§ **GIVEN TASK**: Give the number of lines in this listing that contain "image", with no other words.

§ **SUPPLIED MATERIAL**:
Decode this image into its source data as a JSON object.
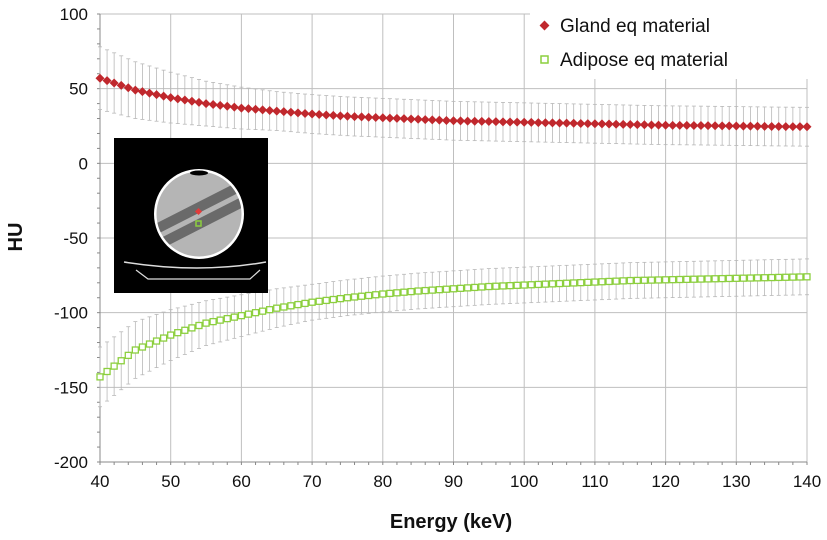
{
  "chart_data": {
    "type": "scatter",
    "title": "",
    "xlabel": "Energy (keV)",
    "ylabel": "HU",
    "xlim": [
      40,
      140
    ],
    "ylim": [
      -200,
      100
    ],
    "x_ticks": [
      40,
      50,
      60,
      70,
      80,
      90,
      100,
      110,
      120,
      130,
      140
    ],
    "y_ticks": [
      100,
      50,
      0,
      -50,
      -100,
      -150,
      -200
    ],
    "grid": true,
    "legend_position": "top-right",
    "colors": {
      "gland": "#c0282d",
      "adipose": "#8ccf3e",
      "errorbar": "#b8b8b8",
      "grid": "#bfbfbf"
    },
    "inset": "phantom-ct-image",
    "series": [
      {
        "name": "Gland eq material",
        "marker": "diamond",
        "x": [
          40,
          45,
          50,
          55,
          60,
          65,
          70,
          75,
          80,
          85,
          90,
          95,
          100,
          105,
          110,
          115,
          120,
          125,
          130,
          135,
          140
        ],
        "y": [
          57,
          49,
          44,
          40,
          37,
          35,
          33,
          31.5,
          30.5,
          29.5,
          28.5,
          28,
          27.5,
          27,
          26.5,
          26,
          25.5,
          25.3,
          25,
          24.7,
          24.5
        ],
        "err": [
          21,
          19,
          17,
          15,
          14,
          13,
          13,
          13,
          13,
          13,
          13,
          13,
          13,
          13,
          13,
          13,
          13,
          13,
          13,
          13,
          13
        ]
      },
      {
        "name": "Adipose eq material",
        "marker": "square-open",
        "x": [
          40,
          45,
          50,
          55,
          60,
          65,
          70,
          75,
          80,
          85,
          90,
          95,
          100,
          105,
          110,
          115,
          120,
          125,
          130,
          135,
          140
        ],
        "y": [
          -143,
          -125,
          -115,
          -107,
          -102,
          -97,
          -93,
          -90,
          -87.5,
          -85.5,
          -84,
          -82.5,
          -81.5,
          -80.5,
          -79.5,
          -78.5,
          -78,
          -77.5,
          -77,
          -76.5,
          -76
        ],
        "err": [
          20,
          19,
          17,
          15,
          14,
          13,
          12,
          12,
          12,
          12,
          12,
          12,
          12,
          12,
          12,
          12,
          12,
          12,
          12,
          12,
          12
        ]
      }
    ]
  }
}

§ **ANSWER BELOW**: 2